# START OF Source material

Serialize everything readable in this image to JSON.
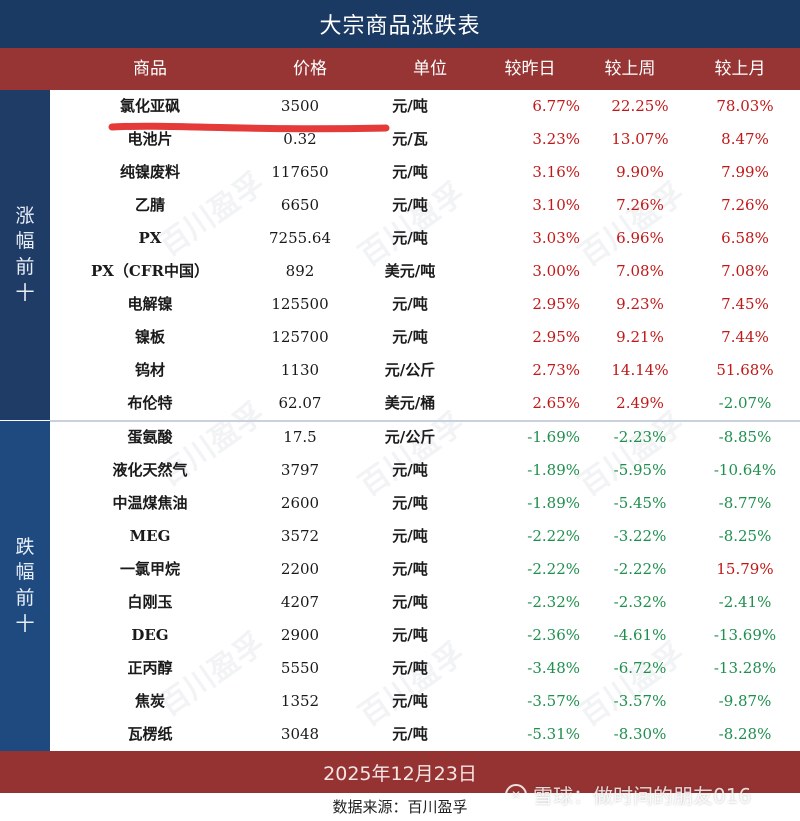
{
  "title": "大宗商品涨跌表",
  "columns": [
    "商品",
    "价格",
    "单位",
    "较昨日",
    "较上周",
    "较上月"
  ],
  "sections": {
    "up": {
      "label": [
        "涨",
        "幅",
        "前",
        "十"
      ]
    },
    "down": {
      "label": [
        "跌",
        "幅",
        "前",
        "十"
      ]
    }
  },
  "colors": {
    "title_bg": "#1b3a63",
    "header_bg": "#973535",
    "positive": "#c01818",
    "negative": "#1f8f4e",
    "side_bg": "#1e3c66"
  },
  "rows": [
    {
      "name": "氯化亚砜",
      "price": "3500",
      "unit": "元/吨",
      "day": "6.77%",
      "week": "22.25%",
      "month": "78.03%"
    },
    {
      "name": "电池片",
      "price": "0.32",
      "unit": "元/瓦",
      "day": "3.23%",
      "week": "13.07%",
      "month": "8.47%"
    },
    {
      "name": "纯镍废料",
      "price": "117650",
      "unit": "元/吨",
      "day": "3.16%",
      "week": "9.90%",
      "month": "7.99%"
    },
    {
      "name": "乙腈",
      "price": "6650",
      "unit": "元/吨",
      "day": "3.10%",
      "week": "7.26%",
      "month": "7.26%"
    },
    {
      "name": "PX",
      "price": "7255.64",
      "unit": "元/吨",
      "day": "3.03%",
      "week": "6.96%",
      "month": "6.58%"
    },
    {
      "name": "PX（CFR中国）",
      "price": "892",
      "unit": "美元/吨",
      "day": "3.00%",
      "week": "7.08%",
      "month": "7.08%"
    },
    {
      "name": "电解镍",
      "price": "125500",
      "unit": "元/吨",
      "day": "2.95%",
      "week": "9.23%",
      "month": "7.45%"
    },
    {
      "name": "镍板",
      "price": "125700",
      "unit": "元/吨",
      "day": "2.95%",
      "week": "9.21%",
      "month": "7.44%"
    },
    {
      "name": "钨材",
      "price": "1130",
      "unit": "元/公斤",
      "day": "2.73%",
      "week": "14.14%",
      "month": "51.68%"
    },
    {
      "name": "布伦特",
      "price": "62.07",
      "unit": "美元/桶",
      "day": "2.65%",
      "week": "2.49%",
      "month": "-2.07%"
    },
    {
      "name": "蛋氨酸",
      "price": "17.5",
      "unit": "元/公斤",
      "day": "-1.69%",
      "week": "-2.23%",
      "month": "-8.85%"
    },
    {
      "name": "液化天然气",
      "price": "3797",
      "unit": "元/吨",
      "day": "-1.89%",
      "week": "-5.95%",
      "month": "-10.64%"
    },
    {
      "name": "中温煤焦油",
      "price": "2600",
      "unit": "元/吨",
      "day": "-1.89%",
      "week": "-5.45%",
      "month": "-8.77%"
    },
    {
      "name": "MEG",
      "price": "3572",
      "unit": "元/吨",
      "day": "-2.22%",
      "week": "-3.22%",
      "month": "-8.25%"
    },
    {
      "name": "一氯甲烷",
      "price": "2200",
      "unit": "元/吨",
      "day": "-2.22%",
      "week": "-2.22%",
      "month": "15.79%"
    },
    {
      "name": "白刚玉",
      "price": "4207",
      "unit": "元/吨",
      "day": "-2.32%",
      "week": "-2.32%",
      "month": "-2.41%"
    },
    {
      "name": "DEG",
      "price": "2900",
      "unit": "元/吨",
      "day": "-2.36%",
      "week": "-4.61%",
      "month": "-13.69%"
    },
    {
      "name": "正丙醇",
      "price": "5550",
      "unit": "元/吨",
      "day": "-3.48%",
      "week": "-6.72%",
      "month": "-13.28%"
    },
    {
      "name": "焦炭",
      "price": "1352",
      "unit": "元/吨",
      "day": "-3.57%",
      "week": "-3.57%",
      "month": "-9.87%"
    },
    {
      "name": "瓦楞纸",
      "price": "3048",
      "unit": "元/吨",
      "day": "-5.31%",
      "week": "-8.30%",
      "month": "-8.28%"
    }
  ],
  "date": "2025年12月23日",
  "source": "数据来源：百川盈孚",
  "overlay_watermark": {
    "icon": "snowball-logo-icon",
    "text": "雪球：做时间的朋友016"
  },
  "background_watermark": {
    "cn": "百川盈孚",
    "en": "BAIINFO"
  }
}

# END OF Source material

Problem statement: Transcribe the listing above verbatim. Omit the pictures.

Solution to this exercise:
Serialize everything readable in this image to JSON.
{
  "title": "大宗商品涨跌表",
  "columns": [
    "商品",
    "价格",
    "单位",
    "较昨日",
    "较上周",
    "较上月"
  ],
  "sections": {
    "up": {
      "label": [
        "涨",
        "幅",
        "前",
        "十"
      ]
    },
    "down": {
      "label": [
        "跌",
        "幅",
        "前",
        "十"
      ]
    }
  },
  "colors": {
    "title_bg": "#1b3a63",
    "header_bg": "#973535",
    "positive": "#c01818",
    "negative": "#1f8f4e",
    "side_bg": "#1e3c66"
  },
  "rows": [
    {
      "name": "氯化亚砜",
      "price": "3500",
      "unit": "元/吨",
      "day": "6.77%",
      "week": "22.25%",
      "month": "78.03%"
    },
    {
      "name": "电池片",
      "price": "0.32",
      "unit": "元/瓦",
      "day": "3.23%",
      "week": "13.07%",
      "month": "8.47%"
    },
    {
      "name": "纯镍废料",
      "price": "117650",
      "unit": "元/吨",
      "day": "3.16%",
      "week": "9.90%",
      "month": "7.99%"
    },
    {
      "name": "乙腈",
      "price": "6650",
      "unit": "元/吨",
      "day": "3.10%",
      "week": "7.26%",
      "month": "7.26%"
    },
    {
      "name": "PX",
      "price": "7255.64",
      "unit": "元/吨",
      "day": "3.03%",
      "week": "6.96%",
      "month": "6.58%"
    },
    {
      "name": "PX（CFR中国）",
      "price": "892",
      "unit": "美元/吨",
      "day": "3.00%",
      "week": "7.08%",
      "month": "7.08%"
    },
    {
      "name": "电解镍",
      "price": "125500",
      "unit": "元/吨",
      "day": "2.95%",
      "week": "9.23%",
      "month": "7.45%"
    },
    {
      "name": "镍板",
      "price": "125700",
      "unit": "元/吨",
      "day": "2.95%",
      "week": "9.21%",
      "month": "7.44%"
    },
    {
      "name": "钨材",
      "price": "1130",
      "unit": "元/公斤",
      "day": "2.73%",
      "week": "14.14%",
      "month": "51.68%"
    },
    {
      "name": "布伦特",
      "price": "62.07",
      "unit": "美元/桶",
      "day": "2.65%",
      "week": "2.49%",
      "month": "-2.07%"
    },
    {
      "name": "蛋氨酸",
      "price": "17.5",
      "unit": "元/公斤",
      "day": "-1.69%",
      "week": "-2.23%",
      "month": "-8.85%"
    },
    {
      "name": "液化天然气",
      "price": "3797",
      "unit": "元/吨",
      "day": "-1.89%",
      "week": "-5.95%",
      "month": "-10.64%"
    },
    {
      "name": "中温煤焦油",
      "price": "2600",
      "unit": "元/吨",
      "day": "-1.89%",
      "week": "-5.45%",
      "month": "-8.77%"
    },
    {
      "name": "MEG",
      "price": "3572",
      "unit": "元/吨",
      "day": "-2.22%",
      "week": "-3.22%",
      "month": "-8.25%"
    },
    {
      "name": "一氯甲烷",
      "price": "2200",
      "unit": "元/吨",
      "day": "-2.22%",
      "week": "-2.22%",
      "month": "15.79%"
    },
    {
      "name": "白刚玉",
      "price": "4207",
      "unit": "元/吨",
      "day": "-2.32%",
      "week": "-2.32%",
      "month": "-2.41%"
    },
    {
      "name": "DEG",
      "price": "2900",
      "unit": "元/吨",
      "day": "-2.36%",
      "week": "-4.61%",
      "month": "-13.69%"
    },
    {
      "name": "正丙醇",
      "price": "5550",
      "unit": "元/吨",
      "day": "-3.48%",
      "week": "-6.72%",
      "month": "-13.28%"
    },
    {
      "name": "焦炭",
      "price": "1352",
      "unit": "元/吨",
      "day": "-3.57%",
      "week": "-3.57%",
      "month": "-9.87%"
    },
    {
      "name": "瓦楞纸",
      "price": "3048",
      "unit": "元/吨",
      "day": "-5.31%",
      "week": "-8.30%",
      "month": "-8.28%"
    }
  ],
  "date": "2025年12月23日",
  "source": "数据来源：百川盈孚",
  "overlay_watermark": {
    "icon": "snowball-logo-icon",
    "text": "雪球：做时间的朋友016"
  },
  "background_watermark": {
    "cn": "百川盈孚",
    "en": "BAIINFO"
  }
}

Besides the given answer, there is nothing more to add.